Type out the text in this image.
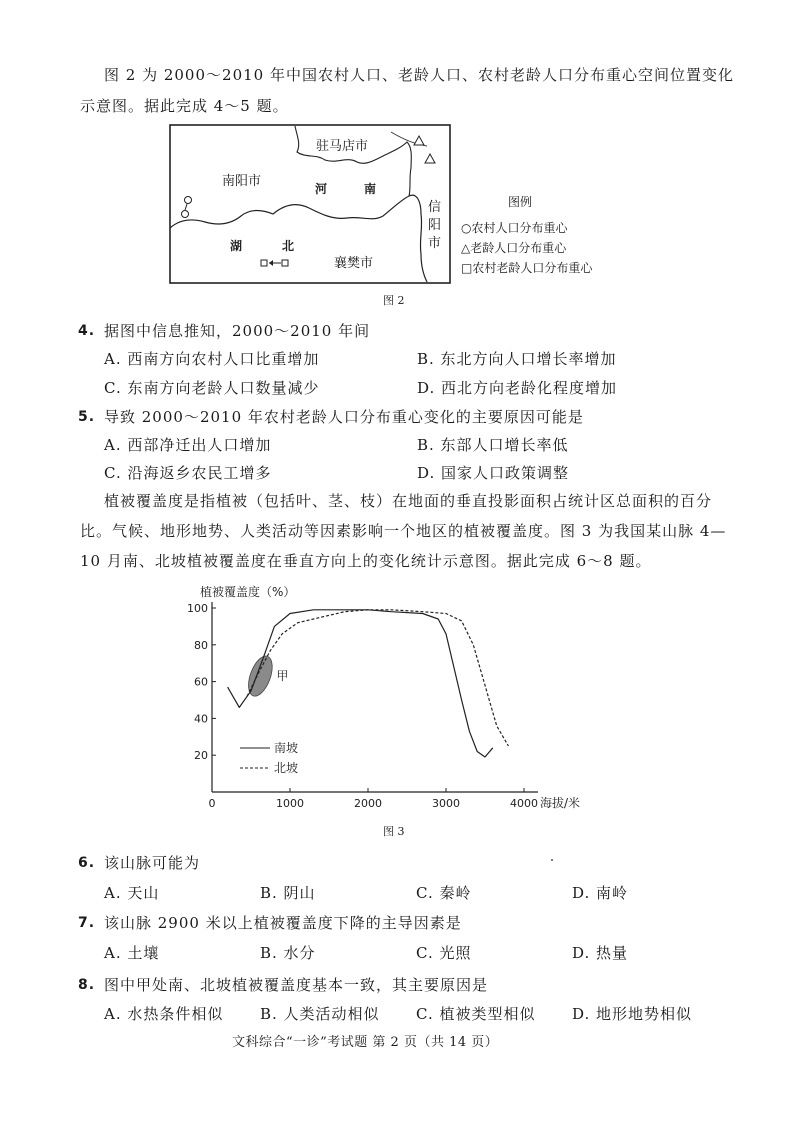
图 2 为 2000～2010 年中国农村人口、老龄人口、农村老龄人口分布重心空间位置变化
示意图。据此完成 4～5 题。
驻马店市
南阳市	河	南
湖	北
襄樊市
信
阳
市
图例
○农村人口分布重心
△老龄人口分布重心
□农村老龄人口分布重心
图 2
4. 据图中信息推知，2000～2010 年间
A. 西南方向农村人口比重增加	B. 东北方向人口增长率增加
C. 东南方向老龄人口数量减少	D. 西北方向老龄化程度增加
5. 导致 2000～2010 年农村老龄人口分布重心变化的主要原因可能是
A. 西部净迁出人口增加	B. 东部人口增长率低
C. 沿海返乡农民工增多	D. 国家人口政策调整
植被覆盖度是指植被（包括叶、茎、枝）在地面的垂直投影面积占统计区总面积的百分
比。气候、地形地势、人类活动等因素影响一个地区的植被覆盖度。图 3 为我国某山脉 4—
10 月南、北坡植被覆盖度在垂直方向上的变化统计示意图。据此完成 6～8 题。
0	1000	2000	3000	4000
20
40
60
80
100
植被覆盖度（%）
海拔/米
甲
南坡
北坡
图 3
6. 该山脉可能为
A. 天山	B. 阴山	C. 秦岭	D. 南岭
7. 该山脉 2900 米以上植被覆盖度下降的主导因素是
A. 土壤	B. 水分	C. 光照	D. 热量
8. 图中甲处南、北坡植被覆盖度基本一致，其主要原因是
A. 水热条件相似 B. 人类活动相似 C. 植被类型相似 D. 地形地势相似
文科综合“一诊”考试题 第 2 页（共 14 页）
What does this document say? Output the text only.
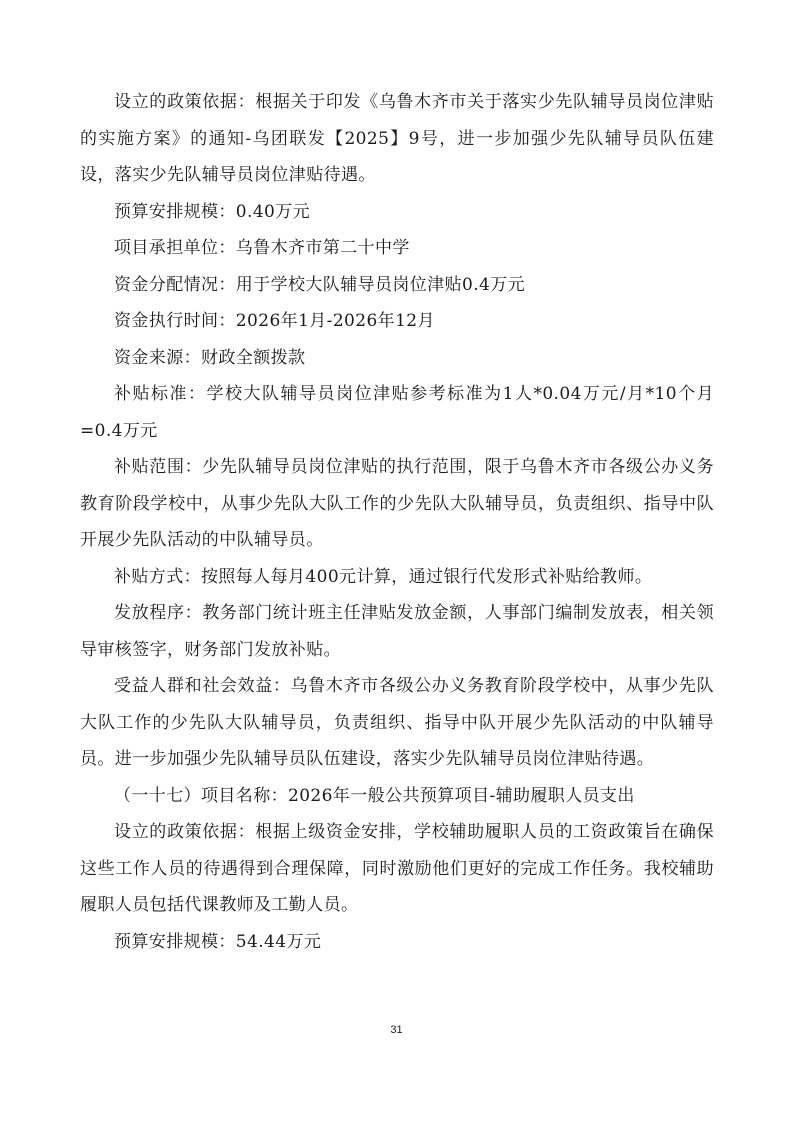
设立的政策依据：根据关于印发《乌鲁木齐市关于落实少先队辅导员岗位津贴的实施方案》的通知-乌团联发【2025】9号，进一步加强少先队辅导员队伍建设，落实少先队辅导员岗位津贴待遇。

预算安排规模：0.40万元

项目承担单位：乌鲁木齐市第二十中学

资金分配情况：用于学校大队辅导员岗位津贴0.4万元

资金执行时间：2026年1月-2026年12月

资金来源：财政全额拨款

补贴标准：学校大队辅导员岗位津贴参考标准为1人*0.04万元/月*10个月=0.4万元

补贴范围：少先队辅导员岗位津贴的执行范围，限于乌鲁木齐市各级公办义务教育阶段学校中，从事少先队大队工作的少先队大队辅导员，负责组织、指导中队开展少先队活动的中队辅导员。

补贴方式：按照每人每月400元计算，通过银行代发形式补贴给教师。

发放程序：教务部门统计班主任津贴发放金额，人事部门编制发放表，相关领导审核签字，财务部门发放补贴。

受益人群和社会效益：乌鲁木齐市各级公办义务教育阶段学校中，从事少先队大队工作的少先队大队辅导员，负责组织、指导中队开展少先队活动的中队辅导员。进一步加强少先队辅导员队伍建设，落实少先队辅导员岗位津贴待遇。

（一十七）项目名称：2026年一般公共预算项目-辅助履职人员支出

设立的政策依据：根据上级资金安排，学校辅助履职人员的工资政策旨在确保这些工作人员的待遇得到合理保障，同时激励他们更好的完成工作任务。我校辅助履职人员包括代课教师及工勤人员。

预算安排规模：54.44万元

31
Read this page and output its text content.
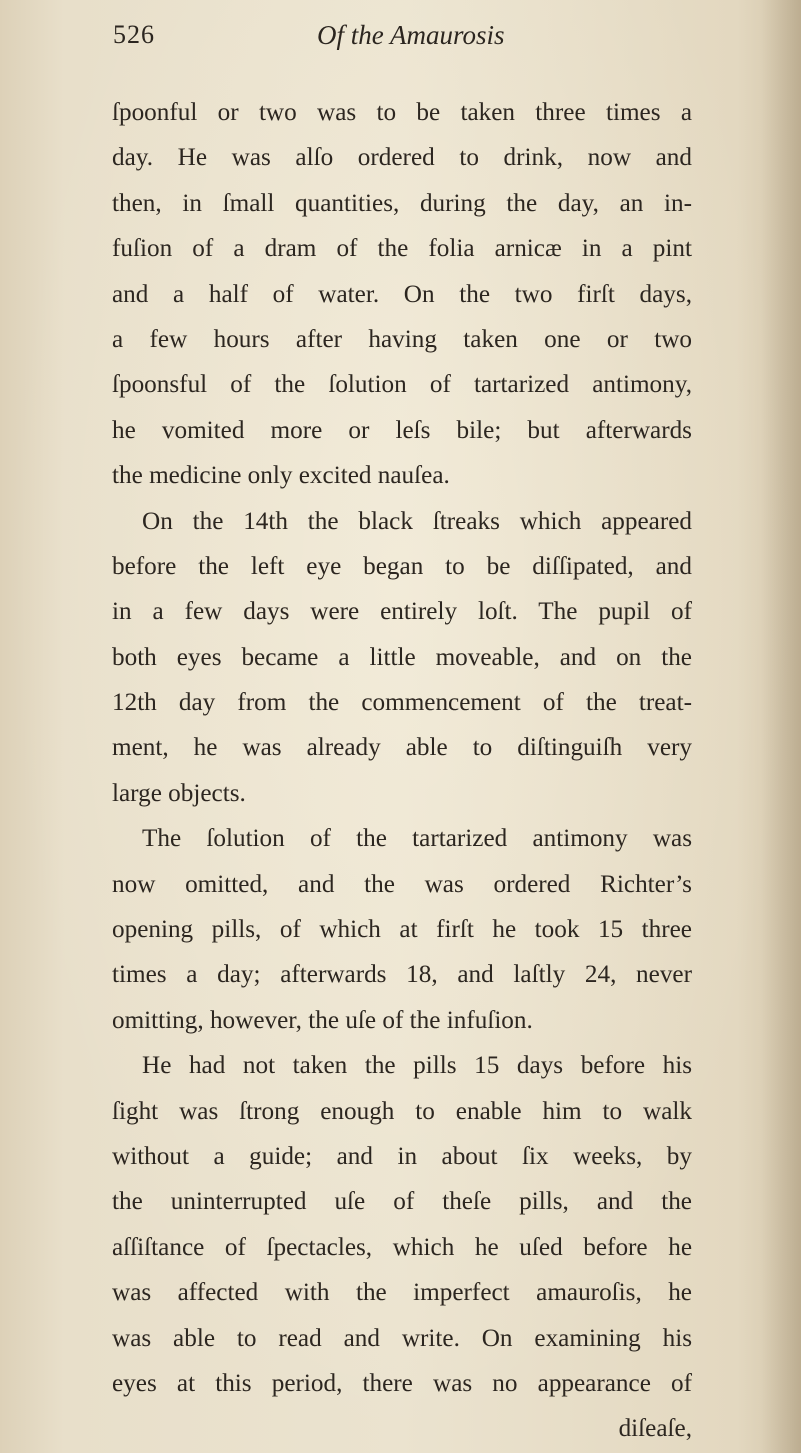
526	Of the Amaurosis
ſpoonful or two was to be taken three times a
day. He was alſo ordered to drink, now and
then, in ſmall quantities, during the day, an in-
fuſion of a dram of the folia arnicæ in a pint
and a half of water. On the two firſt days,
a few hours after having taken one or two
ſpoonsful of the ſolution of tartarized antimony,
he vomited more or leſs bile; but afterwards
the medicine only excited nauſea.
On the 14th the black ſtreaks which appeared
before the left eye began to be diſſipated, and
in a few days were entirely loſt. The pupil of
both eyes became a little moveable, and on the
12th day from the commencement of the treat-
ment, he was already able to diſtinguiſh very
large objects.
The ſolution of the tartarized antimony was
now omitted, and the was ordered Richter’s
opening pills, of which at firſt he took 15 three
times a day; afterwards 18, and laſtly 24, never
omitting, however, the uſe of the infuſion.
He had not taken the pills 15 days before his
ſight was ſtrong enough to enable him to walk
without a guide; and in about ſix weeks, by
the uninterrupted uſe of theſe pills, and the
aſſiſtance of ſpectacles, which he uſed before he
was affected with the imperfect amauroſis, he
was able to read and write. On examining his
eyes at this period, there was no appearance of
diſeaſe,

◆ Brief ◆
Skip the pictures and print each record exactly as it stands.

◆ Response ◆
Type out the text in this image.
图 2 为 2000～2010 年中国农村人口、老龄人口、农村老龄人口分布重心空间位置变化
示意图。据此完成 4～5 题。
驻马店市
南阳市	河	南
湖	北
襄樊市
信
阳
市
图例
○农村人口分布重心
△老龄人口分布重心
□农村老龄人口分布重心
图 2
4. 据图中信息推知，2000～2010 年间
A. 西南方向农村人口比重增加	B. 东北方向人口增长率增加
C. 东南方向老龄人口数量减少	D. 西北方向老龄化程度增加
5. 导致 2000～2010 年农村老龄人口分布重心变化的主要原因可能是
A. 西部净迁出人口增加	B. 东部人口增长率低
C. 沿海返乡农民工增多	D. 国家人口政策调整
植被覆盖度是指植被（包括叶、茎、枝）在地面的垂直投影面积占统计区总面积的百分
比。气候、地形地势、人类活动等因素影响一个地区的植被覆盖度。图 3 为我国某山脉 4—
10 月南、北坡植被覆盖度在垂直方向上的变化统计示意图。据此完成 6～8 题。
0	1000	2000	3000	4000
20
40
60
80
100
植被覆盖度（%）
海拔/米
甲
南坡
北坡
图 3
6. 该山脉可能为
A. 天山	B. 阴山	C. 秦岭	D. 南岭
7. 该山脉 2900 米以上植被覆盖度下降的主导因素是
A. 土壤	B. 水分	C. 光照	D. 热量
8. 图中甲处南、北坡植被覆盖度基本一致，其主要原因是
A. 水热条件相似 B. 人类活动相似 C. 植被类型相似 D. 地形地势相似
文科综合“一诊”考试题 第 2 页（共 14 页）
What does this document say? Output the text only.
设立的政策依据：根据关于印发《乌鲁木齐市关于落实少先队辅导员岗位津贴的实施方案》的通知-乌团联发【2025】9号，进一步加强少先队辅导员队伍建设，落实少先队辅导员岗位津贴待遇。

预算安排规模：0.40万元

项目承担单位：乌鲁木齐市第二十中学

资金分配情况：用于学校大队辅导员岗位津贴0.4万元

资金执行时间：2026年1月-2026年12月

资金来源：财政全额拨款

补贴标准：学校大队辅导员岗位津贴参考标准为1人*0.04万元/月*10个月=0.4万元

补贴范围：少先队辅导员岗位津贴的执行范围，限于乌鲁木齐市各级公办义务教育阶段学校中，从事少先队大队工作的少先队大队辅导员，负责组织、指导中队开展少先队活动的中队辅导员。

补贴方式：按照每人每月400元计算，通过银行代发形式补贴给教师。

发放程序：教务部门统计班主任津贴发放金额，人事部门编制发放表，相关领导审核签字，财务部门发放补贴。

受益人群和社会效益：乌鲁木齐市各级公办义务教育阶段学校中，从事少先队大队工作的少先队大队辅导员，负责组织、指导中队开展少先队活动的中队辅导员。进一步加强少先队辅导员队伍建设，落实少先队辅导员岗位津贴待遇。

（一十七）项目名称：2026年一般公共预算项目-辅助履职人员支出

设立的政策依据：根据上级资金安排，学校辅助履职人员的工资政策旨在确保这些工作人员的待遇得到合理保障，同时激励他们更好的完成工作任务。我校辅助履职人员包括代课教师及工勤人员。

预算安排规模：54.44万元

31
Read this page and output its text content.
526	Of the Amaurosis
ſpoonful or two was to be taken three times a
day. He was alſo ordered to drink, now and
then, in ſmall quantities, during the day, an in-
fuſion of a dram of the folia arnicæ in a pint
and a half of water. On the two firſt days,
a few hours after having taken one or two
ſpoonsful of the ſolution of tartarized antimony,
he vomited more or leſs bile; but afterwards
the medicine only excited nauſea.
On the 14th the black ſtreaks which appeared
before the left eye began to be diſſipated, and
in a few days were entirely loſt. The pupil of
both eyes became a little moveable, and on the
12th day from the commencement of the treat-
ment, he was already able to diſtinguiſh very
large objects.
The ſolution of the tartarized antimony was
now omitted, and the was ordered Richter’s
opening pills, of which at firſt he took 15 three
times a day; afterwards 18, and laſtly 24, never
omitting, however, the uſe of the infuſion.
He had not taken the pills 15 days before his
ſight was ſtrong enough to enable him to walk
without a guide; and in about ſix weeks, by
the uninterrupted uſe of theſe pills, and the
aſſiſtance of ſpectacles, which he uſed before he
was affected with the imperfect amauroſis, he
was able to read and write. On examining his
eyes at this period, there was no appearance of
diſeaſe,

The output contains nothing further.